• Given task:
Your task is to write out the complete listing exactly as it is shown.

Dataset items
----

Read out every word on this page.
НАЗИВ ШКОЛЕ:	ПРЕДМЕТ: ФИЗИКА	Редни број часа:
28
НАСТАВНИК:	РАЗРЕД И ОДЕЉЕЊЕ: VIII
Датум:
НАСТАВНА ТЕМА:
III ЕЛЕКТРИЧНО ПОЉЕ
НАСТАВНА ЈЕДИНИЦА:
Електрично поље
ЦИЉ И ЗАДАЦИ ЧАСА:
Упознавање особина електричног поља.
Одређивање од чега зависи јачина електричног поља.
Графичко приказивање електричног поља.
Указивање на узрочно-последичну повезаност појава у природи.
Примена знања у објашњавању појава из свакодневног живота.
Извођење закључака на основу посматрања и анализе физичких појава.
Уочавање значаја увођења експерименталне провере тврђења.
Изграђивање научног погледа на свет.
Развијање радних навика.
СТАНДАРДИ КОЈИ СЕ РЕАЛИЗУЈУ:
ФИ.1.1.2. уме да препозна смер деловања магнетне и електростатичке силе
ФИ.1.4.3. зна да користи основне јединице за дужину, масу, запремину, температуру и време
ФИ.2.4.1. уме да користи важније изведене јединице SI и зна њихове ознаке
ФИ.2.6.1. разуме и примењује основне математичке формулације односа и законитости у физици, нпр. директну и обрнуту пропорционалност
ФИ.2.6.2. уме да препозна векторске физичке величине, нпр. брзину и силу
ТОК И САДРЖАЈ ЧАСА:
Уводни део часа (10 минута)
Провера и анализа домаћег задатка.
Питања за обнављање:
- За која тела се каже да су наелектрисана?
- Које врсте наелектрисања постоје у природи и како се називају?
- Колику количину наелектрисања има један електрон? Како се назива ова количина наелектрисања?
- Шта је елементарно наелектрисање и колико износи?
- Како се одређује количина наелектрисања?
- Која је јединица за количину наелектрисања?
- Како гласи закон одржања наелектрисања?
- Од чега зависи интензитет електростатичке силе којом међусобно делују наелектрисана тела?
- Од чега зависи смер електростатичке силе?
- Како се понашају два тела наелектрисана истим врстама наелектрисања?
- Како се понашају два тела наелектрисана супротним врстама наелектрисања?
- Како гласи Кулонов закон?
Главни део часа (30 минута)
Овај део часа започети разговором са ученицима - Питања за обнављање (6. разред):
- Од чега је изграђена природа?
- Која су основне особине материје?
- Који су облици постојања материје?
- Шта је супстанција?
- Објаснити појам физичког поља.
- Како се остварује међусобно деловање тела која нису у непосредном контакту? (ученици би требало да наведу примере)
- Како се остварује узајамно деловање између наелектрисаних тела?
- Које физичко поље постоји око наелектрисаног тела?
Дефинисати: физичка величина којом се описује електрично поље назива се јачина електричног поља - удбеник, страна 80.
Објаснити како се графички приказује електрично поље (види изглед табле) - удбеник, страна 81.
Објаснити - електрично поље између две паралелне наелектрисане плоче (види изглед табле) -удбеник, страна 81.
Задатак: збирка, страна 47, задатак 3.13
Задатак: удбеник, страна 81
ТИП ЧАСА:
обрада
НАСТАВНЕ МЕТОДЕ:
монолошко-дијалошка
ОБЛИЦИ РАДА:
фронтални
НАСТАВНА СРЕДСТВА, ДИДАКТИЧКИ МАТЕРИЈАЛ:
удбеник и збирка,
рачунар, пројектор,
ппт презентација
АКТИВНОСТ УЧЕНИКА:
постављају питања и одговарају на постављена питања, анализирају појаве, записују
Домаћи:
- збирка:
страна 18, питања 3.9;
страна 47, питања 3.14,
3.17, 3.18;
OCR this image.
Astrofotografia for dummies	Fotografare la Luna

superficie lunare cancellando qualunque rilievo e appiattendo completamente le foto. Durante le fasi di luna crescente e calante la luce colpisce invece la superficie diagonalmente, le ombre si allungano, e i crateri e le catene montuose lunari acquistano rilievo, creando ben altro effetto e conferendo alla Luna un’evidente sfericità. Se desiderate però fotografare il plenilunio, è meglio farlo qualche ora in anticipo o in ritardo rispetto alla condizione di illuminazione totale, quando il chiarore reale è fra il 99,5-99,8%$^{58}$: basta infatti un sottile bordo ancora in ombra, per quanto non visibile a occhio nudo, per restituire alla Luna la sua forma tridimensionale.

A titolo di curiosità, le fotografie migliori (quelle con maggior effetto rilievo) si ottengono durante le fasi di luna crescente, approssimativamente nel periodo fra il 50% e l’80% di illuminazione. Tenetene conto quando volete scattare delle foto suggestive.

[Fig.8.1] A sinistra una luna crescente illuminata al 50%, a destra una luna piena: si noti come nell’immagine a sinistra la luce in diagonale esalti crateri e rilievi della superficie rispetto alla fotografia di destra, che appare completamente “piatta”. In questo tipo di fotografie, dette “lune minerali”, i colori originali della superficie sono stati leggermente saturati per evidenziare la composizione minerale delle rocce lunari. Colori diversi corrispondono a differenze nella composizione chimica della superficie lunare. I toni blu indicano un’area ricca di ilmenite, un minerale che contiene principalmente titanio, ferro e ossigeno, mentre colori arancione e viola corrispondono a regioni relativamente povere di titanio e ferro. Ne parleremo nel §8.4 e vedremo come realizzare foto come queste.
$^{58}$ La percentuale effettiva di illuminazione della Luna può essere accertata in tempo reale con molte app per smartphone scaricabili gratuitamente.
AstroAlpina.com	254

----

• Correct answer:
Read out every word on this page.
НАЗИВ ШКОЛЕ:	ПРЕДМЕТ: ФИЗИКА	Редни број часа:
28
НАСТАВНИК:	РАЗРЕД И ОДЕЉЕЊЕ: VIII
Датум:
НАСТАВНА ТЕМА:
III ЕЛЕКТРИЧНО ПОЉЕ
НАСТАВНА ЈЕДИНИЦА:
Електрично поље
ЦИЉ И ЗАДАЦИ ЧАСА:
Упознавање особина електричног поља.
Одређивање од чега зависи јачина електричног поља.
Графичко приказивање електричног поља.
Указивање на узрочно-последичну повезаност појава у природи.
Примена знања у објашњавању појава из свакодневног живота.
Извођење закључака на основу посматрања и анализе физичких појава.
Уочавање значаја увођења експерименталне провере тврђења.
Изграђивање научног погледа на свет.
Развијање радних навика.
СТАНДАРДИ КОЈИ СЕ РЕАЛИЗУЈУ:
ФИ.1.1.2. уме да препозна смер деловања магнетне и електростатичке силе
ФИ.1.4.3. зна да користи основне јединице за дужину, масу, запремину, температуру и време
ФИ.2.4.1. уме да користи важније изведене јединице SI и зна њихове ознаке
ФИ.2.6.1. разуме и примењује основне математичке формулације односа и законитости у физици, нпр. директну и обрнуту пропорционалност
ФИ.2.6.2. уме да препозна векторске физичке величине, нпр. брзину и силу
ТОК И САДРЖАЈ ЧАСА:
Уводни део часа (10 минута)
Провера и анализа домаћег задатка.
Питања за обнављање:
- За која тела се каже да су наелектрисана?
- Које врсте наелектрисања постоје у природи и како се називају?
- Колику количину наелектрисања има један електрон? Како се назива ова количина наелектрисања?
- Шта је елементарно наелектрисање и колико износи?
- Како се одређује количина наелектрисања?
- Која је јединица за количину наелектрисања?
- Како гласи закон одржања наелектрисања?
- Од чега зависи интензитет електростатичке силе којом међусобно делују наелектрисана тела?
- Од чега зависи смер електростатичке силе?
- Како се понашају два тела наелектрисана истим врстама наелектрисања?
- Како се понашају два тела наелектрисана супротним врстама наелектрисања?
- Како гласи Кулонов закон?
Главни део часа (30 минута)
Овај део часа започети разговором са ученицима - Питања за обнављање (6. разред):
- Од чега је изграђена природа?
- Која су основне особине материје?
- Који су облици постојања материје?
- Шта је супстанција?
- Објаснити појам физичког поља.
- Како се остварује међусобно деловање тела која нису у непосредном контакту? (ученици би требало да наведу примере)
- Како се остварује узајамно деловање између наелектрисаних тела?
- Које физичко поље постоји око наелектрисаног тела?
Дефинисати: физичка величина којом се описује електрично поље назива се јачина електричног поља - удбеник, страна 80.
Објаснити како се графички приказује електрично поље (види изглед табле) - удбеник, страна 81.
Објаснити - електрично поље између две паралелне наелектрисане плоче (види изглед табле) -удбеник, страна 81.
Задатак: збирка, страна 47, задатак 3.13
Задатак: удбеник, страна 81
ТИП ЧАСА:
обрада
НАСТАВНЕ МЕТОДЕ:
монолошко-дијалошка
ОБЛИЦИ РАДА:
фронтални
НАСТАВНА СРЕДСТВА, ДИДАКТИЧКИ МАТЕРИЈАЛ:
удбеник и збирка,
рачунар, пројектор,
ппт презентација
АКТИВНОСТ УЧЕНИКА:
постављају питања и одговарају на постављена питања, анализирају појаве, записују
Домаћи:
- збирка:
страна 18, питања 3.9;
страна 47, питања 3.14,
3.17, 3.18;
OCR this image.
Astrofotografia for dummies	Fotografare la Luna

superficie lunare cancellando qualunque rilievo e appiattendo completamente le foto. Durante le fasi di luna crescente e calante la luce colpisce invece la superficie diagonalmente, le ombre si allungano, e i crateri e le catene montuose lunari acquistano rilievo, creando ben altro effetto e conferendo alla Luna un’evidente sfericità. Se desiderate però fotografare il plenilunio, è meglio farlo qualche ora in anticipo o in ritardo rispetto alla condizione di illuminazione totale, quando il chiarore reale è fra il 99,5-99,8%$^{58}$: basta infatti un sottile bordo ancora in ombra, per quanto non visibile a occhio nudo, per restituire alla Luna la sua forma tridimensionale.

A titolo di curiosità, le fotografie migliori (quelle con maggior effetto rilievo) si ottengono durante le fasi di luna crescente, approssimativamente nel periodo fra il 50% e l’80% di illuminazione. Tenetene conto quando volete scattare delle foto suggestive.

[Fig.8.1] A sinistra una luna crescente illuminata al 50%, a destra una luna piena: si noti come nell’immagine a sinistra la luce in diagonale esalti crateri e rilievi della superficie rispetto alla fotografia di destra, che appare completamente “piatta”. In questo tipo di fotografie, dette “lune minerali”, i colori originali della superficie sono stati leggermente saturati per evidenziare la composizione minerale delle rocce lunari. Colori diversi corrispondono a differenze nella composizione chimica della superficie lunare. I toni blu indicano un’area ricca di ilmenite, un minerale che contiene principalmente titanio, ferro e ossigeno, mentre colori arancione e viola corrispondono a regioni relativamente povere di titanio e ferro. Ne parleremo nel §8.4 e vedremo come realizzare foto come queste.
$^{58}$ La percentuale effettiva di illuminazione della Luna può essere accertata in tempo reale con molte app per smartphone scaricabili gratuitamente.
AstroAlpina.com	254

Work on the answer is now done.